┌──

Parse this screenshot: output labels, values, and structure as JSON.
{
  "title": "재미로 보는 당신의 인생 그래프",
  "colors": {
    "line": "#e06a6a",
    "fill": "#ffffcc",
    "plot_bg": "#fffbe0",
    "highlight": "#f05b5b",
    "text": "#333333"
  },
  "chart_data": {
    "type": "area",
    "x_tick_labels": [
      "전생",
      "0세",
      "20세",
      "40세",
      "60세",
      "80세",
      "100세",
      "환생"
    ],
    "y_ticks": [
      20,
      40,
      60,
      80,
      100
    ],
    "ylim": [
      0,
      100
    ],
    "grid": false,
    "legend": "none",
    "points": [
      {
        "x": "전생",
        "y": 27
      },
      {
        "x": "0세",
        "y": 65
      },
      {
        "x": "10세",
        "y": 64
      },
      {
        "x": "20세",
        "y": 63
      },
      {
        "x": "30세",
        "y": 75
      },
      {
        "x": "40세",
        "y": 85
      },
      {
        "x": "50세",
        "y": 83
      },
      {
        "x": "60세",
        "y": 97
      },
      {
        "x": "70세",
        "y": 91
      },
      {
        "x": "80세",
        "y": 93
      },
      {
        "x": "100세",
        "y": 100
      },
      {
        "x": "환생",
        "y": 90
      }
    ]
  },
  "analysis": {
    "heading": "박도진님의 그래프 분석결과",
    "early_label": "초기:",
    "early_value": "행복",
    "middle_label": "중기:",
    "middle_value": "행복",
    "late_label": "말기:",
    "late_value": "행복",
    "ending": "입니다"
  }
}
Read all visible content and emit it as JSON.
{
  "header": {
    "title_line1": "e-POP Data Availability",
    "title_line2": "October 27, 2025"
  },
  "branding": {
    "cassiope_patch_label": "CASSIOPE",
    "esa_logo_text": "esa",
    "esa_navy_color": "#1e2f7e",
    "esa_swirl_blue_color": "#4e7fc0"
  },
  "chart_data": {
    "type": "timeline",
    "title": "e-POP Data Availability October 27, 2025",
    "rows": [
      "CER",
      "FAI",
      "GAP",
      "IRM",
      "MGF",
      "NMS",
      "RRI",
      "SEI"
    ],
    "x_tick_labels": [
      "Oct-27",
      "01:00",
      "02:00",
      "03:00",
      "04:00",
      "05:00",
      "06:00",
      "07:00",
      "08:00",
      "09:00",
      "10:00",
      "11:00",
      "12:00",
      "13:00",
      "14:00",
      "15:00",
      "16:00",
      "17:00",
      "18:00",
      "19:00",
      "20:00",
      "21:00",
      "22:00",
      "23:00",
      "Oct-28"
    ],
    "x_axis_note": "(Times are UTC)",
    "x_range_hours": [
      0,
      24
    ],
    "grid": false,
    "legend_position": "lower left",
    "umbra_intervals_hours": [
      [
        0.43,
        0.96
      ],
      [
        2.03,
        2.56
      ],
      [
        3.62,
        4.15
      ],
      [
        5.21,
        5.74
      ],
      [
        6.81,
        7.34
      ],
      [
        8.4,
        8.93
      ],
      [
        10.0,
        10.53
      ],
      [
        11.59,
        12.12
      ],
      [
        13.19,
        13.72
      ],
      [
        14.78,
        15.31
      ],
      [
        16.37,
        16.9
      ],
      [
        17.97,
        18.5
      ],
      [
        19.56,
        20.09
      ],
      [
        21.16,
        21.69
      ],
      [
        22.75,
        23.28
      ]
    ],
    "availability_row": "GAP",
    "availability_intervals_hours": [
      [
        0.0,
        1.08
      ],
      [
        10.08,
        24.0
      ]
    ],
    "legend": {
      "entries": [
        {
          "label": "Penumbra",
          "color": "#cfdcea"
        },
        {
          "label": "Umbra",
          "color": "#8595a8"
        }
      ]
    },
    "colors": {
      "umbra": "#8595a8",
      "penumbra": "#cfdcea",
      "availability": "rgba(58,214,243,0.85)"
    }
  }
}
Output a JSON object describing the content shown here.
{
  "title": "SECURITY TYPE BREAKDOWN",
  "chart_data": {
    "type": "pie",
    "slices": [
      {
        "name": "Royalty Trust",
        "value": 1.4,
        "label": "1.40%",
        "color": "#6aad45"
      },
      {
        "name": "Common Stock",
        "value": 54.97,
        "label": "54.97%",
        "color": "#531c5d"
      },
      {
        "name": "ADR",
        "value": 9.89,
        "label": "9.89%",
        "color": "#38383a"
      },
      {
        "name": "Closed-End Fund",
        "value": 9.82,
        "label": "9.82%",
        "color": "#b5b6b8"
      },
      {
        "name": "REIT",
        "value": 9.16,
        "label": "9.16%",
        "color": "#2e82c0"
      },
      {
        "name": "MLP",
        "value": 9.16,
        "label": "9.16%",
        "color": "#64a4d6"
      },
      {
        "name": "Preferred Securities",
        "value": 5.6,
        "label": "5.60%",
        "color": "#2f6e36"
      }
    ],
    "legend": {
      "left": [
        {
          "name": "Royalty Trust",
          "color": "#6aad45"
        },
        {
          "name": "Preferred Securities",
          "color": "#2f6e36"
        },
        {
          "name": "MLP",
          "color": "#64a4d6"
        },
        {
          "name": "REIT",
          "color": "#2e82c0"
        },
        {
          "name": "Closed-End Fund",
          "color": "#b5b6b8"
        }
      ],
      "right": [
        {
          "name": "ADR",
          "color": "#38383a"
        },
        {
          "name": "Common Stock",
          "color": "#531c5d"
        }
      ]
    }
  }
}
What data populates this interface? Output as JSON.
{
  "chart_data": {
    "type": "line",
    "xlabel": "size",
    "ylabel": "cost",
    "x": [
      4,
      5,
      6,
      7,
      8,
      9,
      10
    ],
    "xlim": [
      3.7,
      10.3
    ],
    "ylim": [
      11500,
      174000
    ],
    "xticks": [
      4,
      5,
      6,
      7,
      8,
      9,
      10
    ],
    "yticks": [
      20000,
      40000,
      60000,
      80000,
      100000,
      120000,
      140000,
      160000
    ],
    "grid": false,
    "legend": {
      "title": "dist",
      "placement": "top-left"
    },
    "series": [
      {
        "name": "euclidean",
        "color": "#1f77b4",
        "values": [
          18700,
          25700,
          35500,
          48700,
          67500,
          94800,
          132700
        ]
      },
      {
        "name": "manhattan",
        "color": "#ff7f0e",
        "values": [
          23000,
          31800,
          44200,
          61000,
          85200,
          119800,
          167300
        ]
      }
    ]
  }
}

└──

Task instructions: Set all of the records down again, exactly as they stand.

Solution to this problem:
Parse this screenshot: output labels, values, and structure as JSON.
{
  "title": "재미로 보는 당신의 인생 그래프",
  "colors": {
    "line": "#e06a6a",
    "fill": "#ffffcc",
    "plot_bg": "#fffbe0",
    "highlight": "#f05b5b",
    "text": "#333333"
  },
  "chart_data": {
    "type": "area",
    "x_tick_labels": [
      "전생",
      "0세",
      "20세",
      "40세",
      "60세",
      "80세",
      "100세",
      "환생"
    ],
    "y_ticks": [
      20,
      40,
      60,
      80,
      100
    ],
    "ylim": [
      0,
      100
    ],
    "grid": false,
    "legend": "none",
    "points": [
      {
        "x": "전생",
        "y": 27
      },
      {
        "x": "0세",
        "y": 65
      },
      {
        "x": "10세",
        "y": 64
      },
      {
        "x": "20세",
        "y": 63
      },
      {
        "x": "30세",
        "y": 75
      },
      {
        "x": "40세",
        "y": 85
      },
      {
        "x": "50세",
        "y": 83
      },
      {
        "x": "60세",
        "y": 97
      },
      {
        "x": "70세",
        "y": 91
      },
      {
        "x": "80세",
        "y": 93
      },
      {
        "x": "100세",
        "y": 100
      },
      {
        "x": "환생",
        "y": 90
      }
    ]
  },
  "analysis": {
    "heading": "박도진님의 그래프 분석결과",
    "early_label": "초기:",
    "early_value": "행복",
    "middle_label": "중기:",
    "middle_value": "행복",
    "late_label": "말기:",
    "late_value": "행복",
    "ending": "입니다"
  }
}
Read all visible content and emit it as JSON.
{
  "header": {
    "title_line1": "e-POP Data Availability",
    "title_line2": "October 27, 2025"
  },
  "branding": {
    "cassiope_patch_label": "CASSIOPE",
    "esa_logo_text": "esa",
    "esa_navy_color": "#1e2f7e",
    "esa_swirl_blue_color": "#4e7fc0"
  },
  "chart_data": {
    "type": "timeline",
    "title": "e-POP Data Availability October 27, 2025",
    "rows": [
      "CER",
      "FAI",
      "GAP",
      "IRM",
      "MGF",
      "NMS",
      "RRI",
      "SEI"
    ],
    "x_tick_labels": [
      "Oct-27",
      "01:00",
      "02:00",
      "03:00",
      "04:00",
      "05:00",
      "06:00",
      "07:00",
      "08:00",
      "09:00",
      "10:00",
      "11:00",
      "12:00",
      "13:00",
      "14:00",
      "15:00",
      "16:00",
      "17:00",
      "18:00",
      "19:00",
      "20:00",
      "21:00",
      "22:00",
      "23:00",
      "Oct-28"
    ],
    "x_axis_note": "(Times are UTC)",
    "x_range_hours": [
      0,
      24
    ],
    "grid": false,
    "legend_position": "lower left",
    "umbra_intervals_hours": [
      [
        0.43,
        0.96
      ],
      [
        2.03,
        2.56
      ],
      [
        3.62,
        4.15
      ],
      [
        5.21,
        5.74
      ],
      [
        6.81,
        7.34
      ],
      [
        8.4,
        8.93
      ],
      [
        10.0,
        10.53
      ],
      [
        11.59,
        12.12
      ],
      [
        13.19,
        13.72
      ],
      [
        14.78,
        15.31
      ],
      [
        16.37,
        16.9
      ],
      [
        17.97,
        18.5
      ],
      [
        19.56,
        20.09
      ],
      [
        21.16,
        21.69
      ],
      [
        22.75,
        23.28
      ]
    ],
    "availability_row": "GAP",
    "availability_intervals_hours": [
      [
        0.0,
        1.08
      ],
      [
        10.08,
        24.0
      ]
    ],
    "legend": {
      "entries": [
        {
          "label": "Penumbra",
          "color": "#cfdcea"
        },
        {
          "label": "Umbra",
          "color": "#8595a8"
        }
      ]
    },
    "colors": {
      "umbra": "#8595a8",
      "penumbra": "#cfdcea",
      "availability": "rgba(58,214,243,0.85)"
    }
  }
}
Output a JSON object describing the content shown here.
{
  "title": "SECURITY TYPE BREAKDOWN",
  "chart_data": {
    "type": "pie",
    "slices": [
      {
        "name": "Royalty Trust",
        "value": 1.4,
        "label": "1.40%",
        "color": "#6aad45"
      },
      {
        "name": "Common Stock",
        "value": 54.97,
        "label": "54.97%",
        "color": "#531c5d"
      },
      {
        "name": "ADR",
        "value": 9.89,
        "label": "9.89%",
        "color": "#38383a"
      },
      {
        "name": "Closed-End Fund",
        "value": 9.82,
        "label": "9.82%",
        "color": "#b5b6b8"
      },
      {
        "name": "REIT",
        "value": 9.16,
        "label": "9.16%",
        "color": "#2e82c0"
      },
      {
        "name": "MLP",
        "value": 9.16,
        "label": "9.16%",
        "color": "#64a4d6"
      },
      {
        "name": "Preferred Securities",
        "value": 5.6,
        "label": "5.60%",
        "color": "#2f6e36"
      }
    ],
    "legend": {
      "left": [
        {
          "name": "Royalty Trust",
          "color": "#6aad45"
        },
        {
          "name": "Preferred Securities",
          "color": "#2f6e36"
        },
        {
          "name": "MLP",
          "color": "#64a4d6"
        },
        {
          "name": "REIT",
          "color": "#2e82c0"
        },
        {
          "name": "Closed-End Fund",
          "color": "#b5b6b8"
        }
      ],
      "right": [
        {
          "name": "ADR",
          "color": "#38383a"
        },
        {
          "name": "Common Stock",
          "color": "#531c5d"
        }
      ]
    }
  }
}
What data populates this interface? Output as JSON.
{
  "chart_data": {
    "type": "line",
    "xlabel": "size",
    "ylabel": "cost",
    "x": [
      4,
      5,
      6,
      7,
      8,
      9,
      10
    ],
    "xlim": [
      3.7,
      10.3
    ],
    "ylim": [
      11500,
      174000
    ],
    "xticks": [
      4,
      5,
      6,
      7,
      8,
      9,
      10
    ],
    "yticks": [
      20000,
      40000,
      60000,
      80000,
      100000,
      120000,
      140000,
      160000
    ],
    "grid": false,
    "legend": {
      "title": "dist",
      "placement": "top-left"
    },
    "series": [
      {
        "name": "euclidean",
        "color": "#1f77b4",
        "values": [
          18700,
          25700,
          35500,
          48700,
          67500,
          94800,
          132700
        ]
      },
      {
        "name": "manhattan",
        "color": "#ff7f0e",
        "values": [
          23000,
          31800,
          44200,
          61000,
          85200,
          119800,
          167300
        ]
      }
    ]
  }
}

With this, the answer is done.